>> START DATA EXTRACT

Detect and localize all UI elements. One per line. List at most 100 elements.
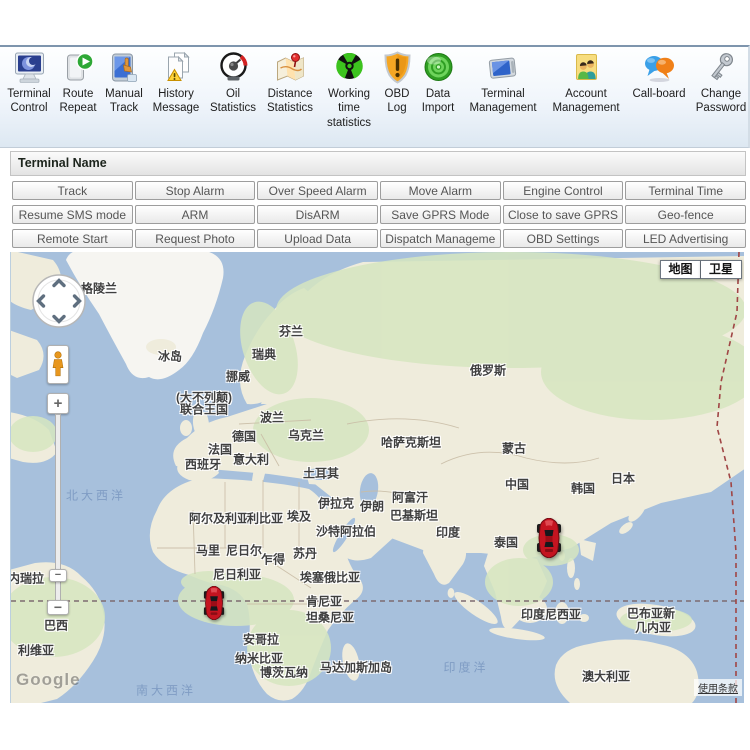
zoom-in-button[interactable]: +: [47, 393, 69, 414]
command-arm[interactable]: ARM: [135, 205, 256, 224]
map-label: 挪威: [226, 368, 250, 385]
map-label: 内瑞拉: [10, 570, 44, 587]
toolbar-item-terminal-control[interactable]: Terminal Control: [3, 50, 55, 116]
map-label: 哈萨克斯坦: [381, 434, 441, 451]
device-icon: [485, 50, 522, 86]
shield-warning-icon: [379, 50, 416, 86]
command-dispatch-management[interactable]: Dispatch Manageme: [380, 229, 501, 248]
map-label: 北大西洋: [66, 487, 126, 504]
map-type-satellite-button[interactable]: 卫星: [701, 260, 742, 279]
map-label: 巴西: [44, 617, 68, 634]
map-label: 埃及: [287, 508, 311, 525]
map-label: 中国: [505, 476, 529, 493]
map-label: 南大西洋: [136, 682, 196, 699]
green-target-icon: [420, 50, 457, 86]
toolbar-item-call-board[interactable]: Call-board: [627, 50, 691, 101]
command-disarm[interactable]: DisARM: [257, 205, 378, 224]
map-label: 蒙古: [502, 440, 526, 457]
map-label: 印度: [436, 524, 460, 541]
toolbar-item-data-import[interactable]: Data Import: [415, 50, 461, 116]
command-stop-alarm[interactable]: Stop Alarm: [135, 181, 256, 200]
map-label: 尼日利亚: [213, 566, 261, 583]
command-obd-settings[interactable]: OBD Settings: [503, 229, 624, 248]
toolbar-item-label: Change Password: [691, 87, 750, 116]
map-pin-icon: [272, 50, 309, 86]
toolbar-item-label: Call-board: [632, 87, 685, 101]
toolbar-item-manual-track[interactable]: Manual Track: [101, 50, 147, 116]
map-label: 冰岛: [158, 348, 182, 365]
toolbar-item-label: Account Management: [545, 87, 627, 116]
command-engine-control[interactable]: Engine Control: [503, 181, 624, 200]
terminal-name-header: Terminal Name: [10, 151, 746, 176]
map-type-map-button[interactable]: 地图: [660, 260, 701, 279]
map-label: 马达加斯加岛: [320, 659, 392, 676]
world-map[interactable]: 格陵兰冰岛芬兰瑞典挪威(大不列颠)联合王国波兰德国乌克兰哈萨克斯坦法国意大利西班…: [10, 252, 744, 703]
map-label: 印度尼西亚: [521, 606, 581, 623]
map-pan-control[interactable]: [31, 273, 87, 329]
map-label: 伊朗: [360, 498, 384, 515]
toolbar-item-distance-statistics[interactable]: Distance Statistics: [261, 50, 319, 116]
command-remote-start[interactable]: Remote Start: [12, 229, 133, 248]
car-marker[interactable]: [204, 586, 224, 620]
toolbar-item-change-password[interactable]: Change Password: [691, 50, 750, 116]
map-label: 博茨瓦纳: [260, 664, 308, 681]
map-label: 利比亚: [247, 510, 283, 527]
map-label: 安哥拉: [243, 631, 279, 648]
zoom-out-button[interactable]: −: [47, 600, 69, 615]
map-label: 联合王国: [180, 401, 228, 418]
map-label: 马里: [196, 542, 220, 559]
map-label: 泰国: [494, 534, 518, 551]
manual-track-icon: [106, 50, 143, 86]
command-close-to-save-gprs[interactable]: Close to save GPRS: [503, 205, 624, 224]
toolbar-item-account-management[interactable]: Account Management: [545, 50, 627, 116]
key-icon: [703, 50, 740, 86]
command-over-speed-alarm[interactable]: Over Speed Alarm: [257, 181, 378, 200]
map-label: 尼日尔: [226, 542, 262, 559]
map-label: 阿尔及利亚: [189, 510, 249, 527]
history-message-icon: [158, 50, 195, 86]
map-label: 芬兰: [279, 323, 303, 340]
command-save-gprs-mode[interactable]: Save GPRS Mode: [380, 205, 501, 224]
command-geo-fence[interactable]: Geo-fence: [625, 205, 746, 224]
map-label: 印度洋: [443, 659, 488, 676]
zoom-slider-handle[interactable]: −: [49, 569, 67, 582]
toolbar-item-label: History Message: [147, 87, 205, 116]
map-label: 俄罗斯: [470, 362, 506, 379]
toolbar-item-terminal-management[interactable]: Terminal Management: [461, 50, 545, 116]
car-marker[interactable]: [537, 518, 561, 558]
command-request-photo[interactable]: Request Photo: [135, 229, 256, 248]
toolbar-item-label: OBD Log: [379, 87, 415, 116]
toolbar-item-working-time-statistics[interactable]: Working time statistics: [319, 50, 379, 130]
map-label: 肯尼亚: [306, 593, 342, 610]
command-move-alarm[interactable]: Move Alarm: [380, 181, 501, 200]
map-label: 乌克兰: [288, 427, 324, 444]
google-watermark: Google: [16, 670, 81, 690]
command-led-advertising[interactable]: LED Advertising: [625, 229, 746, 248]
command-upload-data[interactable]: Upload Data: [257, 229, 378, 248]
map-type-switcher: 地图 卫星: [660, 260, 742, 279]
toolbar-item-oil-statistics[interactable]: Oil Statistics: [205, 50, 261, 116]
command-track[interactable]: Track: [12, 181, 133, 200]
toolbar-item-obd-log[interactable]: OBD Log: [379, 50, 415, 116]
map-label: 德国: [232, 428, 256, 445]
toolbar-item-label: Oil Statistics: [205, 87, 261, 116]
toolbar-item-label: Data Import: [415, 87, 461, 116]
toolbar-item-history-message[interactable]: History Message: [147, 50, 205, 116]
fan-clock-icon: [331, 50, 368, 86]
command-resume-sms-mode[interactable]: Resume SMS mode: [12, 205, 133, 224]
terms-of-use-link[interactable]: 使用条款: [694, 679, 742, 696]
map-label: 坦桑尼亚: [306, 609, 354, 626]
map-label: 埃塞俄比亚: [300, 569, 360, 586]
toolbar-item-label: Route Repeat: [55, 87, 101, 116]
toolbar-item-label: Distance Statistics: [261, 87, 319, 116]
command-terminal-time[interactable]: Terminal Time: [625, 181, 746, 200]
oil-gauge-icon: [215, 50, 252, 86]
command-grid: Track Stop Alarm Over Speed Alarm Move A…: [12, 181, 746, 248]
map-label: 土耳其: [303, 465, 339, 482]
map-label: 瑞典: [252, 346, 276, 363]
toolbar-item-label: Terminal Management: [461, 87, 545, 116]
chat-bubbles-icon: [641, 50, 678, 86]
toolbar-item-route-repeat[interactable]: Route Repeat: [55, 50, 101, 116]
map-label: 阿富汗: [392, 489, 428, 506]
street-view-pegman[interactable]: [47, 345, 69, 384]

>> END DATA EXTRACT

### SHORT EXERCISE
Reproduce every line of the records above word for word, leaving out the pictures.

### ANSWER TO THIS EXERCISE
Detect and localize all UI elements. One per line. List at most 100 elements.
zoom-in-button[interactable]: +: [47, 393, 69, 414]
command-arm[interactable]: ARM: [135, 205, 256, 224]
map-label: 挪威: [226, 368, 250, 385]
map-label: 内瑞拉: [10, 570, 44, 587]
toolbar-item-terminal-control[interactable]: Terminal Control: [3, 50, 55, 116]
map-label: 哈萨克斯坦: [381, 434, 441, 451]
device-icon: [485, 50, 522, 86]
shield-warning-icon: [379, 50, 416, 86]
command-dispatch-management[interactable]: Dispatch Manageme: [380, 229, 501, 248]
map-label: 北大西洋: [66, 487, 126, 504]
map-type-satellite-button[interactable]: 卫星: [701, 260, 742, 279]
map-label: 巴西: [44, 617, 68, 634]
map-label: 埃及: [287, 508, 311, 525]
map-label: 中国: [505, 476, 529, 493]
map-label: 南大西洋: [136, 682, 196, 699]
green-target-icon: [420, 50, 457, 86]
toolbar-item-call-board[interactable]: Call-board: [627, 50, 691, 101]
command-disarm[interactable]: DisARM: [257, 205, 378, 224]
map-label: 蒙古: [502, 440, 526, 457]
map-label: 印度: [436, 524, 460, 541]
toolbar-item-data-import[interactable]: Data Import: [415, 50, 461, 116]
command-stop-alarm[interactable]: Stop Alarm: [135, 181, 256, 200]
map-label: 尼日利亚: [213, 566, 261, 583]
command-obd-settings[interactable]: OBD Settings: [503, 229, 624, 248]
toolbar-item-label: Change Password: [691, 87, 750, 116]
map-pin-icon: [272, 50, 309, 86]
toolbar-item-label: Call-board: [632, 87, 685, 101]
toolbar-item-manual-track[interactable]: Manual Track: [101, 50, 147, 116]
map-label: 冰岛: [158, 348, 182, 365]
toolbar-item-label: Account Management: [545, 87, 627, 116]
command-engine-control[interactable]: Engine Control: [503, 181, 624, 200]
terminal-name-header: Terminal Name: [10, 151, 746, 176]
map-type-map-button[interactable]: 地图: [660, 260, 701, 279]
map-label: 马达加斯加岛: [320, 659, 392, 676]
world-map[interactable]: 格陵兰冰岛芬兰瑞典挪威(大不列颠)联合王国波兰德国乌克兰哈萨克斯坦法国意大利西班…: [10, 252, 744, 703]
map-label: 印度尼西亚: [521, 606, 581, 623]
map-pan-control[interactable]: [31, 273, 87, 329]
map-label: 伊朗: [360, 498, 384, 515]
toolbar-item-distance-statistics[interactable]: Distance Statistics: [261, 50, 319, 116]
command-remote-start[interactable]: Remote Start: [12, 229, 133, 248]
car-marker[interactable]: [204, 586, 224, 620]
toolbar-item-change-password[interactable]: Change Password: [691, 50, 750, 116]
map-label: 博茨瓦纳: [260, 664, 308, 681]
map-label: 利比亚: [247, 510, 283, 527]
map-label: 安哥拉: [243, 631, 279, 648]
zoom-out-button[interactable]: −: [47, 600, 69, 615]
map-label: 联合王国: [180, 401, 228, 418]
map-label: 马里: [196, 542, 220, 559]
map-label: 泰国: [494, 534, 518, 551]
manual-track-icon: [106, 50, 143, 86]
command-close-to-save-gprs[interactable]: Close to save GPRS: [503, 205, 624, 224]
toolbar-item-account-management[interactable]: Account Management: [545, 50, 627, 116]
key-icon: [703, 50, 740, 86]
command-over-speed-alarm[interactable]: Over Speed Alarm: [257, 181, 378, 200]
map-label: 尼日尔: [226, 542, 262, 559]
map-label: 阿尔及利亚: [189, 510, 249, 527]
history-message-icon: [158, 50, 195, 86]
map-label: 芬兰: [279, 323, 303, 340]
command-save-gprs-mode[interactable]: Save GPRS Mode: [380, 205, 501, 224]
command-geo-fence[interactable]: Geo-fence: [625, 205, 746, 224]
map-label: 印度洋: [443, 659, 488, 676]
zoom-slider-handle[interactable]: −: [49, 569, 67, 582]
toolbar-item-label: History Message: [147, 87, 205, 116]
map-label: 俄罗斯: [470, 362, 506, 379]
toolbar-item-terminal-management[interactable]: Terminal Management: [461, 50, 545, 116]
car-marker[interactable]: [537, 518, 561, 558]
command-request-photo[interactable]: Request Photo: [135, 229, 256, 248]
toolbar-item-label: OBD Log: [379, 87, 415, 116]
toolbar-item-working-time-statistics[interactable]: Working time statistics: [319, 50, 379, 130]
map-label: 肯尼亚: [306, 593, 342, 610]
command-move-alarm[interactable]: Move Alarm: [380, 181, 501, 200]
map-label: 乌克兰: [288, 427, 324, 444]
google-watermark: Google: [16, 670, 81, 690]
command-led-advertising[interactable]: LED Advertising: [625, 229, 746, 248]
command-upload-data[interactable]: Upload Data: [257, 229, 378, 248]
map-type-switcher: 地图 卫星: [660, 260, 742, 279]
toolbar-item-oil-statistics[interactable]: Oil Statistics: [205, 50, 261, 116]
command-track[interactable]: Track: [12, 181, 133, 200]
toolbar-item-obd-log[interactable]: OBD Log: [379, 50, 415, 116]
map-label: 德国: [232, 428, 256, 445]
toolbar-item-label: Oil Statistics: [205, 87, 261, 116]
toolbar-item-label: Data Import: [415, 87, 461, 116]
toolbar-item-history-message[interactable]: History Message: [147, 50, 205, 116]
fan-clock-icon: [331, 50, 368, 86]
command-resume-sms-mode[interactable]: Resume SMS mode: [12, 205, 133, 224]
terms-of-use-link[interactable]: 使用条款: [694, 679, 742, 696]
map-label: 坦桑尼亚: [306, 609, 354, 626]
map-label: 埃塞俄比亚: [300, 569, 360, 586]
toolbar-item-label: Route Repeat: [55, 87, 101, 116]
toolbar-item-label: Distance Statistics: [261, 87, 319, 116]
command-terminal-time[interactable]: Terminal Time: [625, 181, 746, 200]
oil-gauge-icon: [215, 50, 252, 86]
command-grid: Track Stop Alarm Over Speed Alarm Move A…: [12, 181, 746, 248]
map-label: 土耳其: [303, 465, 339, 482]
map-label: 瑞典: [252, 346, 276, 363]
toolbar-item-label: Terminal Management: [461, 87, 545, 116]
chat-bubbles-icon: [641, 50, 678, 86]
toolbar-item-route-repeat[interactable]: Route Repeat: [55, 50, 101, 116]
map-label: 阿富汗: [392, 489, 428, 506]
street-view-pegman[interactable]: [47, 345, 69, 384]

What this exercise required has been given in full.